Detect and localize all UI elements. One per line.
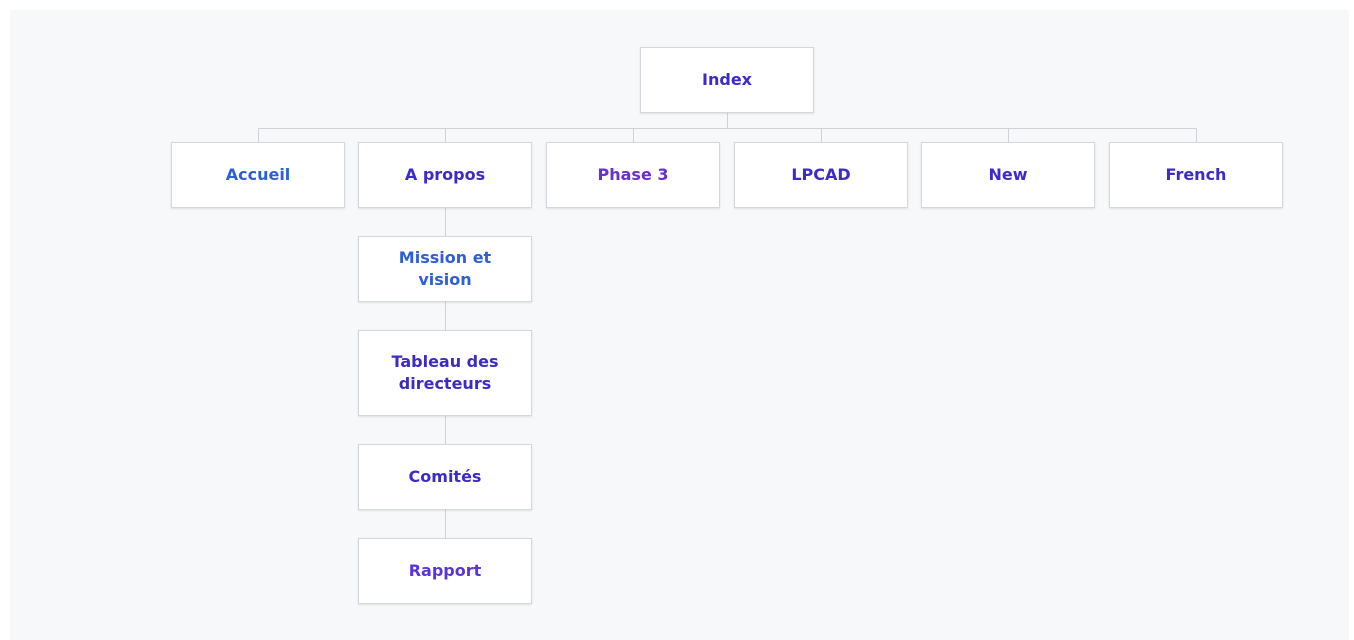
sitemap-node-french[interactable]: French (1109, 142, 1283, 208)
sitemap-node-phase-3[interactable]: Phase 3 (546, 142, 720, 208)
node-label: Tableau des directeurs (391, 352, 499, 393)
node-label: Comités (408, 467, 482, 486)
node-label: Accueil (225, 165, 291, 184)
sitemap-node-index[interactable]: Index (640, 47, 814, 113)
sitemap-node-comites[interactable]: Comités (358, 444, 532, 510)
node-label: Index (702, 70, 752, 89)
node-label: Mission et vision (398, 248, 492, 289)
sitemap-node-lpcad[interactable]: LPCAD (734, 142, 908, 208)
sitemap-node-new[interactable]: New (921, 142, 1095, 208)
node-label: Phase 3 (597, 165, 669, 184)
sitemap-node-tableau-des-directeurs[interactable]: Tableau des directeurs (358, 330, 532, 416)
sitemap-node-mission-et-vision[interactable]: Mission et vision (358, 236, 532, 302)
node-label: New (988, 165, 1028, 184)
sitemap-node-rapport[interactable]: Rapport (358, 538, 532, 604)
node-label: French (1165, 165, 1227, 184)
node-label: Rapport (408, 561, 482, 580)
node-label: A propos (404, 165, 486, 184)
sitemap-node-accueil[interactable]: Accueil (171, 142, 345, 208)
sitemap-node-a-propos[interactable]: A propos (358, 142, 532, 208)
node-label: LPCAD (791, 165, 851, 184)
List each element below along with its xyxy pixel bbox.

········

WHAT YOU SHOULD DO
Can you repeat the data above word for word, starting at the line containing "sitemap-node-french[interactable]: French (1109, 142, 1283, 208)" and ending after the line containing "sitemap-node-accueil[interactable]: Accueil (171, 142, 345, 208)"?

ANSWER IN FULL
sitemap-node-french[interactable]: French (1109, 142, 1283, 208)
sitemap-node-phase-3[interactable]: Phase 3 (546, 142, 720, 208)
node-label: Tableau des directeurs (391, 352, 499, 393)
node-label: Comités (408, 467, 482, 486)
node-label: Accueil (225, 165, 291, 184)
sitemap-node-index[interactable]: Index (640, 47, 814, 113)
sitemap-node-comites[interactable]: Comités (358, 444, 532, 510)
node-label: Index (702, 70, 752, 89)
node-label: Mission et vision (398, 248, 492, 289)
sitemap-node-lpcad[interactable]: LPCAD (734, 142, 908, 208)
sitemap-node-new[interactable]: New (921, 142, 1095, 208)
node-label: Phase 3 (597, 165, 669, 184)
sitemap-node-tableau-des-directeurs[interactable]: Tableau des directeurs (358, 330, 532, 416)
sitemap-node-mission-et-vision[interactable]: Mission et vision (358, 236, 532, 302)
node-label: New (988, 165, 1028, 184)
sitemap-node-rapport[interactable]: Rapport (358, 538, 532, 604)
node-label: French (1165, 165, 1227, 184)
node-label: Rapport (408, 561, 482, 580)
node-label: A propos (404, 165, 486, 184)
sitemap-node-accueil[interactable]: Accueil (171, 142, 345, 208)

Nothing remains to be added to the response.